### Exercise inputs

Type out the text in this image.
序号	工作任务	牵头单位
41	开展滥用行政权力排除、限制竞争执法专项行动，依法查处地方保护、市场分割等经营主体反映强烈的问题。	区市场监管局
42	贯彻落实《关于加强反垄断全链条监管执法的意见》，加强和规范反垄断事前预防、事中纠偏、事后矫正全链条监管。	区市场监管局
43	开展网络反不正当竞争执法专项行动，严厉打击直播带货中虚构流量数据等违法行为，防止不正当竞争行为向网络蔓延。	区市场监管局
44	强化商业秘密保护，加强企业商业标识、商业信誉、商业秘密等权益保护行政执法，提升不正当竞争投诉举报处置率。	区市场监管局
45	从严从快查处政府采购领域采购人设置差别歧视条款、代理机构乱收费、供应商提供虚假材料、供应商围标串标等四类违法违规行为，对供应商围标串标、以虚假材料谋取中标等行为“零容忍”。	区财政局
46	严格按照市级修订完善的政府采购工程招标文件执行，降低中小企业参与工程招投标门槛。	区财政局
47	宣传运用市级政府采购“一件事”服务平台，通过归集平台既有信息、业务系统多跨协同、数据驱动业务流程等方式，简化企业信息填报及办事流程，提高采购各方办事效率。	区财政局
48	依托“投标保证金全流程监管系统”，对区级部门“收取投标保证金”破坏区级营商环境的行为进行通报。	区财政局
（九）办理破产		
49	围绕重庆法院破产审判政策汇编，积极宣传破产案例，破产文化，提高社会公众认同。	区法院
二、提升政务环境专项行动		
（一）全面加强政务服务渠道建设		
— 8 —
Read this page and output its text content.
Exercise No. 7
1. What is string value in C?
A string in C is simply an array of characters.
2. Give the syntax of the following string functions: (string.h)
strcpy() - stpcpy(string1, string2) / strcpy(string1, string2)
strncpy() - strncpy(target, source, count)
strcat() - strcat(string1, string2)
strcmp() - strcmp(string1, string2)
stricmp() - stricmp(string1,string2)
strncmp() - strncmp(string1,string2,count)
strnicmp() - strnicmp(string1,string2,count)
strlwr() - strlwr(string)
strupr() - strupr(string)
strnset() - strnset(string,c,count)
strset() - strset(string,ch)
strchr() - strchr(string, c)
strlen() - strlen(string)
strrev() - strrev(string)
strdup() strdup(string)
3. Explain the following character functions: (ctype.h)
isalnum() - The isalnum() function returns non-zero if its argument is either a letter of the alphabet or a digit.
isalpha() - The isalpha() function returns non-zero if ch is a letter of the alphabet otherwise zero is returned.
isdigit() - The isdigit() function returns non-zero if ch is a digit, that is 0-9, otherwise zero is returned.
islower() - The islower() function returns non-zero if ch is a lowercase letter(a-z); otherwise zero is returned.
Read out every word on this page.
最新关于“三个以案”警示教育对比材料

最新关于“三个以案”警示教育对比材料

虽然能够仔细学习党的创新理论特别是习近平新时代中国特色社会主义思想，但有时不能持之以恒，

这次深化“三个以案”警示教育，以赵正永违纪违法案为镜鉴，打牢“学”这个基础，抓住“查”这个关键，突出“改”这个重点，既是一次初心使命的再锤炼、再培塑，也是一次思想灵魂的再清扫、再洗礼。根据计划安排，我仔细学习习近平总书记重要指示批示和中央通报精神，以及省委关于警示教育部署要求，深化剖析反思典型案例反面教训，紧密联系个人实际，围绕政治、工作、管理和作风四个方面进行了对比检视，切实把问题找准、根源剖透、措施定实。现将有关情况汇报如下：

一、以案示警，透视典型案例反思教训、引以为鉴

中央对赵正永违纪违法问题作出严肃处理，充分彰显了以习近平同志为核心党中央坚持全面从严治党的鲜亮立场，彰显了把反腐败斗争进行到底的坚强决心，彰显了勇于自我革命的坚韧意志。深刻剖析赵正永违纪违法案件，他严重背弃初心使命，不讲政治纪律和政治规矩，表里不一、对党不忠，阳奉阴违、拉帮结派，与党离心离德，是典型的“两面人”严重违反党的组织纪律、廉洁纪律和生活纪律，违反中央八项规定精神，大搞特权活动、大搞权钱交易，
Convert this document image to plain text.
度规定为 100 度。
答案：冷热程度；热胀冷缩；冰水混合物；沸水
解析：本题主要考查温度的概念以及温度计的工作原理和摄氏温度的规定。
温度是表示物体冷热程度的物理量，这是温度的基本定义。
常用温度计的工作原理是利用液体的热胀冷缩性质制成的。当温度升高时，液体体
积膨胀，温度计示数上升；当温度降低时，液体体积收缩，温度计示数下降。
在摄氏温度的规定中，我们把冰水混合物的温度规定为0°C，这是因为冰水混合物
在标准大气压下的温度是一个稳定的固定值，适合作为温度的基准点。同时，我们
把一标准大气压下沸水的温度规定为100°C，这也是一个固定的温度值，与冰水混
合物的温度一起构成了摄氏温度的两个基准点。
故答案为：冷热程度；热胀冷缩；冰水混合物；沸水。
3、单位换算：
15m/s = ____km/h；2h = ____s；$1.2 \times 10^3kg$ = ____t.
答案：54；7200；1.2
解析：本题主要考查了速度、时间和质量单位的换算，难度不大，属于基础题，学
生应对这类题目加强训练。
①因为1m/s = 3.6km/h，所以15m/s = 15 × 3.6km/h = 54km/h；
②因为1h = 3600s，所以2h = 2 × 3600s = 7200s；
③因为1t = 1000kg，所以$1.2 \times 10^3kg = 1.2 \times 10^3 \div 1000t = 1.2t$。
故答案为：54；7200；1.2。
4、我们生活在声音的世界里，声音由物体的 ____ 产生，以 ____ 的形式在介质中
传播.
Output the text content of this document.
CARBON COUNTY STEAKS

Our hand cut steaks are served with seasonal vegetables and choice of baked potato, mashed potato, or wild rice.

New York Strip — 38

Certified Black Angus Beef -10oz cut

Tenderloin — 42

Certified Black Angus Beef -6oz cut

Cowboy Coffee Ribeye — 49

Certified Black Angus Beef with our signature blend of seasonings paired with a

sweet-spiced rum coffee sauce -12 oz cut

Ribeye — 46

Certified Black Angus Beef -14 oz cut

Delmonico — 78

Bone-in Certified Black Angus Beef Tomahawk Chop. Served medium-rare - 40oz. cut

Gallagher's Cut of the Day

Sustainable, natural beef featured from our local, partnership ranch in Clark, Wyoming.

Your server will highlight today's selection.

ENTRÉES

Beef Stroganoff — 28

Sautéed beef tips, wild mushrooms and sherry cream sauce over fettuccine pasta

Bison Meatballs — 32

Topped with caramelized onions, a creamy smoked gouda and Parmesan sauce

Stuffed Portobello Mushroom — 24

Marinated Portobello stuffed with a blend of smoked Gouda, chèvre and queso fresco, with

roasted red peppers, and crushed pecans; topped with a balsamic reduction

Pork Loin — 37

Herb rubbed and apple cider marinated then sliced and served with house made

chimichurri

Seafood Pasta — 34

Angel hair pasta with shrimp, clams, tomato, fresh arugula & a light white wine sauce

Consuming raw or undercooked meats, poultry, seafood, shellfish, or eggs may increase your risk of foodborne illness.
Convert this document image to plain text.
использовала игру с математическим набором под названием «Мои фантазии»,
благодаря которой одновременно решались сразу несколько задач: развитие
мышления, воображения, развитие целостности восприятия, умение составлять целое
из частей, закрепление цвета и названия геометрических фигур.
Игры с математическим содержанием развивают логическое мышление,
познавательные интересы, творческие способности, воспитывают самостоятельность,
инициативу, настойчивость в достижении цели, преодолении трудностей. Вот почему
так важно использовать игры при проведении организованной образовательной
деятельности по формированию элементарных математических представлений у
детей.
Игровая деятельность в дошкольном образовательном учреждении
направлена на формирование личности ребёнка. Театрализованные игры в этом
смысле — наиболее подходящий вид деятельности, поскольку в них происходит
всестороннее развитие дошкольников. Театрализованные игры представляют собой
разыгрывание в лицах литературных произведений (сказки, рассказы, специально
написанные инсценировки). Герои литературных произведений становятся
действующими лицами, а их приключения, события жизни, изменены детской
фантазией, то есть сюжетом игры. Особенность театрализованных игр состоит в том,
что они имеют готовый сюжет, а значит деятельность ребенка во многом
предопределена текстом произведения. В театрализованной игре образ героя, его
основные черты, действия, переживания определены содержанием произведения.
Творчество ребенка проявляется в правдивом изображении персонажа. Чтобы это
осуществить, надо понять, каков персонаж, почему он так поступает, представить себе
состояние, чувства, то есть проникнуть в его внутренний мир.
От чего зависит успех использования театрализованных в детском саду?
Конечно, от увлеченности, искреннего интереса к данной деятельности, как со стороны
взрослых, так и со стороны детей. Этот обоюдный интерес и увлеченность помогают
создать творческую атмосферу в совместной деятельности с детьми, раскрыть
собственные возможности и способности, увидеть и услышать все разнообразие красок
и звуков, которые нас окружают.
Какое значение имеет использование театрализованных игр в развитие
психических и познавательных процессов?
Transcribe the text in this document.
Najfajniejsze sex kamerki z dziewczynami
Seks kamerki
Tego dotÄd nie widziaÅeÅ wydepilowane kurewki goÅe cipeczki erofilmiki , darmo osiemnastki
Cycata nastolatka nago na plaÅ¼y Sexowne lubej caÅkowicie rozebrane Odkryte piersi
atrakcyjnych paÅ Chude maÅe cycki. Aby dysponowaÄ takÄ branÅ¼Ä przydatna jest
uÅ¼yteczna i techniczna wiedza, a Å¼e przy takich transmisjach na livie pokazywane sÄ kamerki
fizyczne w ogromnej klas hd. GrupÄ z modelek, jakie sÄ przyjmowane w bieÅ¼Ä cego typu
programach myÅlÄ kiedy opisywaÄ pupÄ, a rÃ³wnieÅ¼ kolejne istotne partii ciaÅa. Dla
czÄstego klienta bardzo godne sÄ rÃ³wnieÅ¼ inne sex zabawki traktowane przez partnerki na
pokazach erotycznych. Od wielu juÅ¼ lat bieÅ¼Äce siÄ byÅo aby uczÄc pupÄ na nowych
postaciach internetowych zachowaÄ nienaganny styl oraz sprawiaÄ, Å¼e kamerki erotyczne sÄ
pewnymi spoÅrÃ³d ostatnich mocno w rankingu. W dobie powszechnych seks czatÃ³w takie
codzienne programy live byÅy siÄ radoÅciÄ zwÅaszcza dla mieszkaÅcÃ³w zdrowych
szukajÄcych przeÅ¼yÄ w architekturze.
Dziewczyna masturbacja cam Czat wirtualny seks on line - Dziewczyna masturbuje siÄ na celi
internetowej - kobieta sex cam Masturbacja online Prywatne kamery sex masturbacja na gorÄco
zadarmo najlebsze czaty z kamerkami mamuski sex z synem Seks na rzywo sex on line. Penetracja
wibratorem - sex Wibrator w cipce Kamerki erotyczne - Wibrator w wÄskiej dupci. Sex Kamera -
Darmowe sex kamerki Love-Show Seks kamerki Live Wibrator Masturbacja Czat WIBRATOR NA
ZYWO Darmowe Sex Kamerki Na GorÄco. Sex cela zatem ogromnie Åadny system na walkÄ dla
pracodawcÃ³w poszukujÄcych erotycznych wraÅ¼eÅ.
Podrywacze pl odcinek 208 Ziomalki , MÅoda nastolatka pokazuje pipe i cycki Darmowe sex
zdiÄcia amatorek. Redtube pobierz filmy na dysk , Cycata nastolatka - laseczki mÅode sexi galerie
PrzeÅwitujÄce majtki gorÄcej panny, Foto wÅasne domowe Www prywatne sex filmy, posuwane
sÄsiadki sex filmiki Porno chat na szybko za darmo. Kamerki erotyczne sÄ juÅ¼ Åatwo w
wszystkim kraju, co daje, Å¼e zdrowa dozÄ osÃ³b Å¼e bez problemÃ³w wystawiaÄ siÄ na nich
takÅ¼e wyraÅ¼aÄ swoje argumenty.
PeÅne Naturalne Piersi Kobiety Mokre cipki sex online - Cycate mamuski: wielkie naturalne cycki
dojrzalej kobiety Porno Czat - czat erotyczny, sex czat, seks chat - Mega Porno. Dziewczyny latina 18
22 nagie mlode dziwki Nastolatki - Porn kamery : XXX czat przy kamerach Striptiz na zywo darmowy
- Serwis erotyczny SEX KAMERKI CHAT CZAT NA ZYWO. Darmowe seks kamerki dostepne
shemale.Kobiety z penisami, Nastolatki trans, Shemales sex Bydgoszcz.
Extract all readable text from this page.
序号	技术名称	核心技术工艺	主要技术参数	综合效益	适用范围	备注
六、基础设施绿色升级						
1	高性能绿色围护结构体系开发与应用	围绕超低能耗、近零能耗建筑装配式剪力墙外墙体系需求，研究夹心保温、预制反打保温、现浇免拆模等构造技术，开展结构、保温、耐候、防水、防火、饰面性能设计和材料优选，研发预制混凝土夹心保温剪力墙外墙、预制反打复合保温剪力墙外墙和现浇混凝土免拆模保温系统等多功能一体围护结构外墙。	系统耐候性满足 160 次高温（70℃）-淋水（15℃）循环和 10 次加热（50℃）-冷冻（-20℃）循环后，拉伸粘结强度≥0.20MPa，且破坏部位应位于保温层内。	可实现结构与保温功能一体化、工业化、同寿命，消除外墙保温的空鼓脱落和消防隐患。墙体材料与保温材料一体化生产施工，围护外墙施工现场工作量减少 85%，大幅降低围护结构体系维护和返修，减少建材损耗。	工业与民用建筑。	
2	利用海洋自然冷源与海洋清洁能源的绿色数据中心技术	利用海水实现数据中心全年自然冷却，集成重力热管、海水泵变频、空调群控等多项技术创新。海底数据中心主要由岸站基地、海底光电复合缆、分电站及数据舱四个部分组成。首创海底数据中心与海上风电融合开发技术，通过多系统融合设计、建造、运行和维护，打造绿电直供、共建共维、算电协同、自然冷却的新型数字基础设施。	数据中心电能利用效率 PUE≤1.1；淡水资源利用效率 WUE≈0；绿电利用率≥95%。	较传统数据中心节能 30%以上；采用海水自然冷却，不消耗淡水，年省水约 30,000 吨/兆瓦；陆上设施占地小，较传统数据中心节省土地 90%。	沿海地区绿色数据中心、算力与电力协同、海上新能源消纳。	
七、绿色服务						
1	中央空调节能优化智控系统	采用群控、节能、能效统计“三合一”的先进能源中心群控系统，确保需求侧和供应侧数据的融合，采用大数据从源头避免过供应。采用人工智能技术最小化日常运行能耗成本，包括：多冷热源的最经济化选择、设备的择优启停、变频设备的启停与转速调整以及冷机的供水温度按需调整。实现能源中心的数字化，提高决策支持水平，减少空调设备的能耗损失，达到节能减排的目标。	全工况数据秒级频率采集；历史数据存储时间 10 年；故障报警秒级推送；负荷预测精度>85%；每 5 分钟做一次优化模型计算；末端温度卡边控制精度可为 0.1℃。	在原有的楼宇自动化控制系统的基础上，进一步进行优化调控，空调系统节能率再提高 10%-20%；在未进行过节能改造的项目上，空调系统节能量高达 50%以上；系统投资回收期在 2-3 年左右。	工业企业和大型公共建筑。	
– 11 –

### Directive
Reproduce each line of the entries in which the word "театрализованных" is found.

### Problem solution
фантазией, то есть сюжетом игры. Особенность театрализованных игр состоит в том,
От чего зависит успех использования театрализованных в детском саду?
Какое значение имеет использование театрализованных игр в развитие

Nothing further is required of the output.